■ Data supplied
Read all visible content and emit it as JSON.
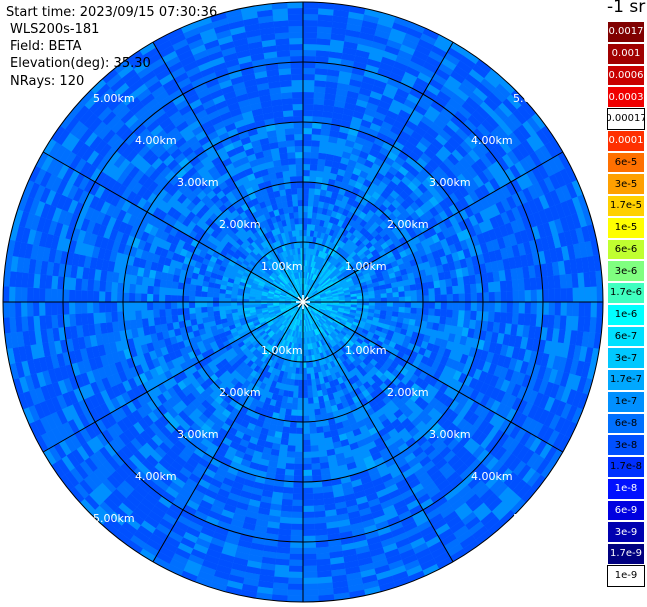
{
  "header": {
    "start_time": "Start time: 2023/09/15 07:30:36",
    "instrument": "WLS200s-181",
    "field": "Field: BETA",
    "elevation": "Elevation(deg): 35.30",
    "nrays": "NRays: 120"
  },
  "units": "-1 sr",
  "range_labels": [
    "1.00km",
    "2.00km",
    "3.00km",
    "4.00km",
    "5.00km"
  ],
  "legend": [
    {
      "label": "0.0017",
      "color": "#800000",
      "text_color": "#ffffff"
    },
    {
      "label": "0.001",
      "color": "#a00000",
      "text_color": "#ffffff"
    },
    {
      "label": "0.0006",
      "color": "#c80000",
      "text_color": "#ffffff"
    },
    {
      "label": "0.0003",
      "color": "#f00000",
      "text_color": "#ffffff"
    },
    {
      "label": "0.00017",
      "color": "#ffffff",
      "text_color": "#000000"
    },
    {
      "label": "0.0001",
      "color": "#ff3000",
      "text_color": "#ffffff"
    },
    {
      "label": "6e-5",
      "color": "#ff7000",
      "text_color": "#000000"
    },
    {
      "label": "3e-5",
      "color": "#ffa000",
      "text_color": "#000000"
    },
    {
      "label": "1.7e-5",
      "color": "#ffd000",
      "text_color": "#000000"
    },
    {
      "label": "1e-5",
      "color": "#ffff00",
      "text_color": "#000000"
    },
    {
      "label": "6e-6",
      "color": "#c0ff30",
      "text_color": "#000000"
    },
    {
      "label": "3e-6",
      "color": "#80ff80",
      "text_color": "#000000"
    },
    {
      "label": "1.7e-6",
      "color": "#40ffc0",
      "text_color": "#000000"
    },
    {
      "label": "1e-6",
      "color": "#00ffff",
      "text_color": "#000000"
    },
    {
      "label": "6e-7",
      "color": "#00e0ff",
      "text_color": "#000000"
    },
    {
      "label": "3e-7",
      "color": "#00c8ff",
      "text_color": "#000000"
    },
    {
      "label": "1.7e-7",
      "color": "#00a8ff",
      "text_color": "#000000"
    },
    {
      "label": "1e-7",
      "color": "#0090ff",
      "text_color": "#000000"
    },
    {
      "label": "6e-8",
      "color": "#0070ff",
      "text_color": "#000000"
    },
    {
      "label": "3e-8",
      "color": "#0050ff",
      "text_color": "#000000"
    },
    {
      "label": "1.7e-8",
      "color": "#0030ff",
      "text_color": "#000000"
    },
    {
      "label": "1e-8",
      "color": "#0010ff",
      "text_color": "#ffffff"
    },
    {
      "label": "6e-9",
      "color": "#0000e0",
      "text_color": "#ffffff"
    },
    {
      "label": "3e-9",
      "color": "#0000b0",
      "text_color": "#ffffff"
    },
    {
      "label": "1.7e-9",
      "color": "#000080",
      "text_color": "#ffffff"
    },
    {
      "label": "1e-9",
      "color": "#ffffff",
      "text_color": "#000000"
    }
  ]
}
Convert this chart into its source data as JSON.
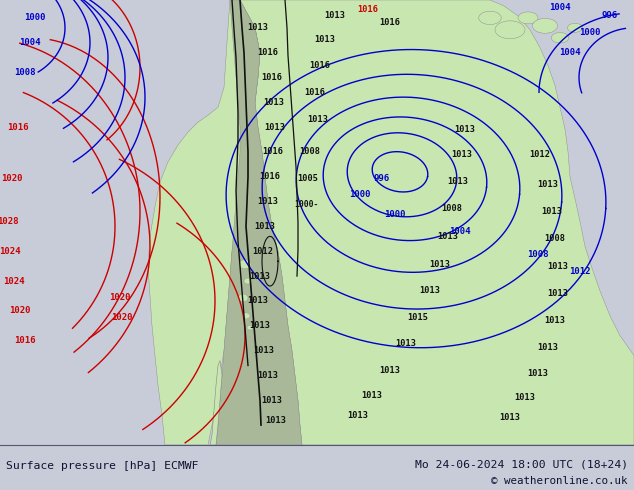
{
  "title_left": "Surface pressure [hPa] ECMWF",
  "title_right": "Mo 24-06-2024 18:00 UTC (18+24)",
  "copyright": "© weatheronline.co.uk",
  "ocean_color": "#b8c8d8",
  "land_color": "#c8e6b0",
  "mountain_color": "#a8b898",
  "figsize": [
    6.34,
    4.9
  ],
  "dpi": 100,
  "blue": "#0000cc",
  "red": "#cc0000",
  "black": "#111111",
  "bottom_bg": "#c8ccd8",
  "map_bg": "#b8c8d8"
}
==
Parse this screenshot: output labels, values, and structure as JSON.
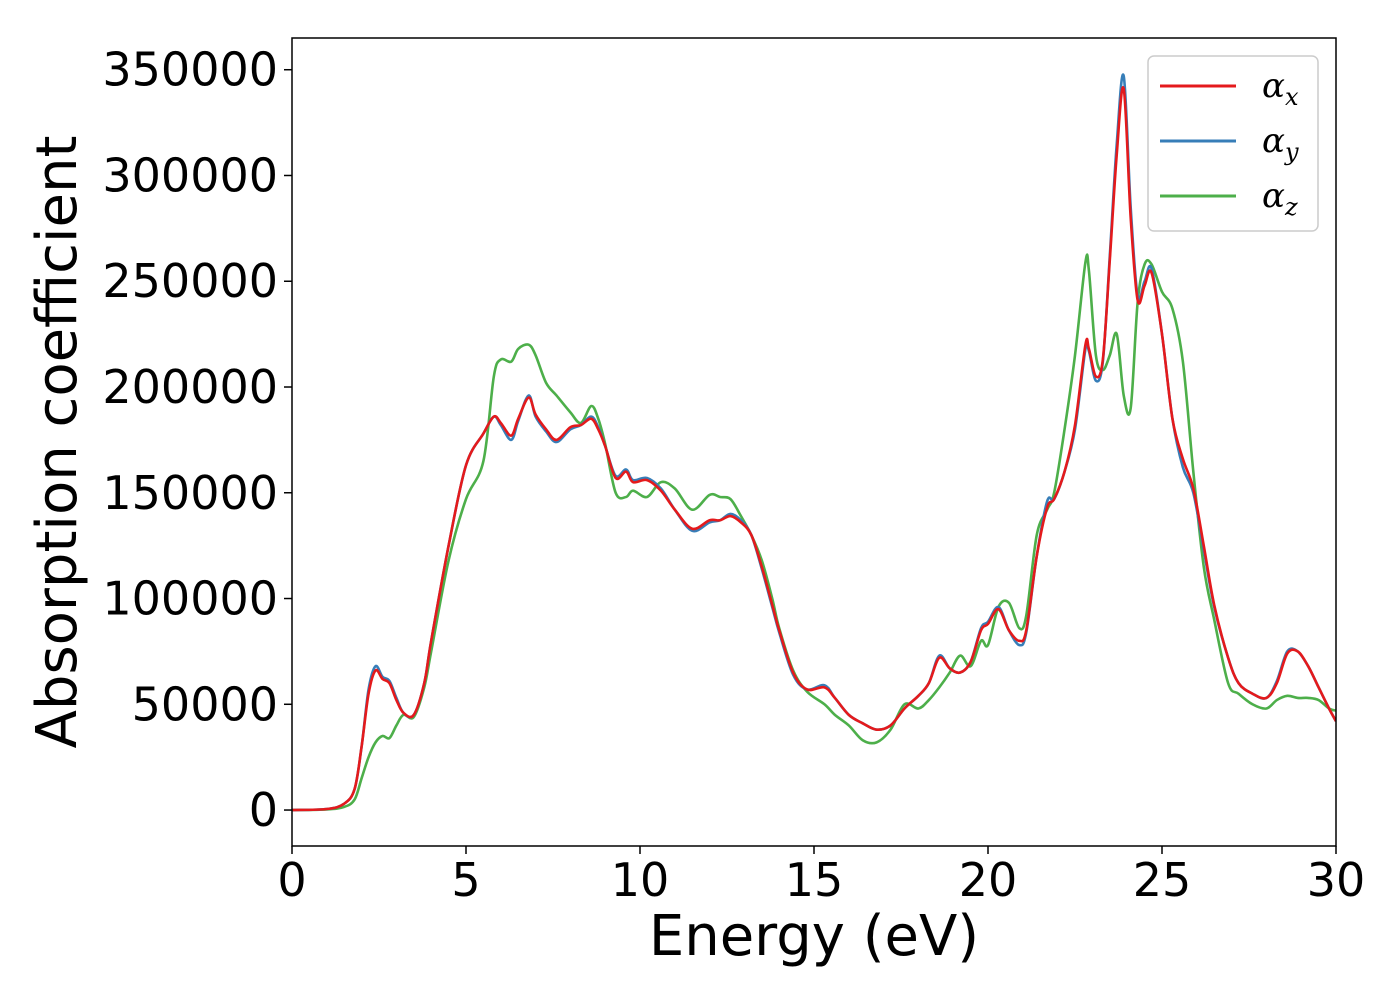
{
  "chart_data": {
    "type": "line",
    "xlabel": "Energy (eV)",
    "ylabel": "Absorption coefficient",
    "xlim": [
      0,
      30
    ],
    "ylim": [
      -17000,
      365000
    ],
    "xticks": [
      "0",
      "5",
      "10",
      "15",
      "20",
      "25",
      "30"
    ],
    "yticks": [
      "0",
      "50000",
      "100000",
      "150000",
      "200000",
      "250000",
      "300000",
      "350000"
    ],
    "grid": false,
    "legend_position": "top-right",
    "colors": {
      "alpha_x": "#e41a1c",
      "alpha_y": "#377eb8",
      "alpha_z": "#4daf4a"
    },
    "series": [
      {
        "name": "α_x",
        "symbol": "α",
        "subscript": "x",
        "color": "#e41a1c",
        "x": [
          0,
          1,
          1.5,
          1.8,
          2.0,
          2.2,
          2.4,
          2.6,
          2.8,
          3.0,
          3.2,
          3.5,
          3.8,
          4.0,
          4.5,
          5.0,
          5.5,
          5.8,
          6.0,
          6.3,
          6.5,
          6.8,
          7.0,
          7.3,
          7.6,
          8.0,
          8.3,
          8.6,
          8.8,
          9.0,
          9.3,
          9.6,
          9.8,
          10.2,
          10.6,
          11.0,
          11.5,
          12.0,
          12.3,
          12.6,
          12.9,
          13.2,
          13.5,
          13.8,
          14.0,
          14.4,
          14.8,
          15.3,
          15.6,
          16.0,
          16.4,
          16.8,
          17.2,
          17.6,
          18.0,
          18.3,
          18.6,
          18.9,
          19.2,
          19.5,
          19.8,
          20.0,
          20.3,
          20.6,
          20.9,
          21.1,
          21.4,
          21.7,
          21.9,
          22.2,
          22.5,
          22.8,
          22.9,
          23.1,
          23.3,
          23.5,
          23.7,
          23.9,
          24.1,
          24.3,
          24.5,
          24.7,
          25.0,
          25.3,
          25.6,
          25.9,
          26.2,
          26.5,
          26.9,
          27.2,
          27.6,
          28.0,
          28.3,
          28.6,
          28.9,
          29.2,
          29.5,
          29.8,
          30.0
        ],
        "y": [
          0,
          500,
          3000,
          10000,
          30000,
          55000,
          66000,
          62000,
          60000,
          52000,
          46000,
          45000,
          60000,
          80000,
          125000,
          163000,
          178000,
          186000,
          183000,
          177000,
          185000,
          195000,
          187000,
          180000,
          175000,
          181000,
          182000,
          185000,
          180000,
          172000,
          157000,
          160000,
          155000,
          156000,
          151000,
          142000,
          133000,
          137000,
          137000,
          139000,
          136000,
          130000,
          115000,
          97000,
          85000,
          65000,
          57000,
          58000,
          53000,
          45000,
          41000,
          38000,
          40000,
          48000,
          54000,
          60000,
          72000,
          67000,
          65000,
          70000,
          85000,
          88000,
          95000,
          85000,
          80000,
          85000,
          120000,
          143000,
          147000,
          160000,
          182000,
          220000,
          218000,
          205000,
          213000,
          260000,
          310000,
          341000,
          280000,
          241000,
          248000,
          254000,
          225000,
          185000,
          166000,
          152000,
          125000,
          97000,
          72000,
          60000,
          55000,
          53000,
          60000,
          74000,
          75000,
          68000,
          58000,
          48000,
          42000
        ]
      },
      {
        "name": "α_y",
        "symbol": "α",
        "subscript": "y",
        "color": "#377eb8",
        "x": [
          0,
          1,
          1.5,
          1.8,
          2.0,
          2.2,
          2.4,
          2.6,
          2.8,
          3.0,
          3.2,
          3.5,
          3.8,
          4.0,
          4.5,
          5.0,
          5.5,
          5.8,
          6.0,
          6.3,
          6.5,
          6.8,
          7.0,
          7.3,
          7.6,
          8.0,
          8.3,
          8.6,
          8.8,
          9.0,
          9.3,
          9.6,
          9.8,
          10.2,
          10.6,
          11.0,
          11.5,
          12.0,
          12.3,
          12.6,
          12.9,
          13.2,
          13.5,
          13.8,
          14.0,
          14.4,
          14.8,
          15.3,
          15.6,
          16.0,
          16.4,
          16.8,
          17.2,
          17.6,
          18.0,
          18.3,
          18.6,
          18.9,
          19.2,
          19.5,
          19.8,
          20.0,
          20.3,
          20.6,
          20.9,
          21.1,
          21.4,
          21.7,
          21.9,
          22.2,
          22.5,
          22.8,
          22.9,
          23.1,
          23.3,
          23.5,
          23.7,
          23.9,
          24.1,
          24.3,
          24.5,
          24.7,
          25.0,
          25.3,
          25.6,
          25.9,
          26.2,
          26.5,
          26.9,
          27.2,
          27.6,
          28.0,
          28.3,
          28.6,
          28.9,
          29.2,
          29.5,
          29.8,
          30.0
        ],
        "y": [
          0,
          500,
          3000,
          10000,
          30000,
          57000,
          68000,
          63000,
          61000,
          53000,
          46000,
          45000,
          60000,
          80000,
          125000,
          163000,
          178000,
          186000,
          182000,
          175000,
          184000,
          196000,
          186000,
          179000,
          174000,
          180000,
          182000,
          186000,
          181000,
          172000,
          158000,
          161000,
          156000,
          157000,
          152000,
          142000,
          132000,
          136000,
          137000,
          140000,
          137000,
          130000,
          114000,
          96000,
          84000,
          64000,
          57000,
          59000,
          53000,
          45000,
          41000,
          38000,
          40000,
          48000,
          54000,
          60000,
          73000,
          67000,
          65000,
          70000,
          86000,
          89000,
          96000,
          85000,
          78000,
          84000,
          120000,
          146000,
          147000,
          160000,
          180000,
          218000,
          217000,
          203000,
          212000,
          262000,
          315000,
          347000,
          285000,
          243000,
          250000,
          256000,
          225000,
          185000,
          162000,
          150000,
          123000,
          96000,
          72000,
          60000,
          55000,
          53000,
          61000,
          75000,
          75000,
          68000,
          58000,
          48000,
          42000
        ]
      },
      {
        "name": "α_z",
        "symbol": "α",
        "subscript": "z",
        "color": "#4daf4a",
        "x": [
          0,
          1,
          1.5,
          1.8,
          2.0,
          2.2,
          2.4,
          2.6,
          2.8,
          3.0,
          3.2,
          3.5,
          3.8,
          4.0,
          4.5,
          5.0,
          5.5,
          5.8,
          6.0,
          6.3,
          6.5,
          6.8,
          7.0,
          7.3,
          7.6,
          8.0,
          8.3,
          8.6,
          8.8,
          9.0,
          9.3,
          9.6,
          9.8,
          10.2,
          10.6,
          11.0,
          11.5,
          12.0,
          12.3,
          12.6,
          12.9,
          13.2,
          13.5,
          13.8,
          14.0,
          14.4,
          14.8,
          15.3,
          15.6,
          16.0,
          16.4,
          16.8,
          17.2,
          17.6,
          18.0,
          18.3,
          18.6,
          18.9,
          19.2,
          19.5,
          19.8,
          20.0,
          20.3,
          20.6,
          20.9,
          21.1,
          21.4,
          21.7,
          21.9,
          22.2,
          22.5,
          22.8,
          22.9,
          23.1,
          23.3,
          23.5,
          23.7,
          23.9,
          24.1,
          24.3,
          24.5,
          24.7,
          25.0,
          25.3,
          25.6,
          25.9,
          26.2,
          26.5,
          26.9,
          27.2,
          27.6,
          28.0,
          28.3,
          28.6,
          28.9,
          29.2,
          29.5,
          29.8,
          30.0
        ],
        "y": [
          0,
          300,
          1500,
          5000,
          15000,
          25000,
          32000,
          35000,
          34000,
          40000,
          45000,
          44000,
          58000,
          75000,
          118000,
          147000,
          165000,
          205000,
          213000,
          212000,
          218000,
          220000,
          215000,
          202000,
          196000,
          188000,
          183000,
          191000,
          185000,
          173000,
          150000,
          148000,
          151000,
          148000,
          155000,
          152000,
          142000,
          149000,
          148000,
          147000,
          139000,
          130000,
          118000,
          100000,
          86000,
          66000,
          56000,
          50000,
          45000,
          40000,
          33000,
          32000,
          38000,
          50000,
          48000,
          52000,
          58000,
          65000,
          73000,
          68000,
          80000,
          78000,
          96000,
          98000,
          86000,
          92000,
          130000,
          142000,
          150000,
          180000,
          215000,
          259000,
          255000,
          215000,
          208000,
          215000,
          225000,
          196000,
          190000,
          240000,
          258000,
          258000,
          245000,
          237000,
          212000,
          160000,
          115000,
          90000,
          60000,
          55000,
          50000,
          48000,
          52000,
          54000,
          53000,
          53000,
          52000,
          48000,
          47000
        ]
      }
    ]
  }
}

■ Stated goal
Gather from the data above every line with the string "subscript".

■ Answer in full
        "subscript": "x",
        "subscript": "y",
        "subscript": "z",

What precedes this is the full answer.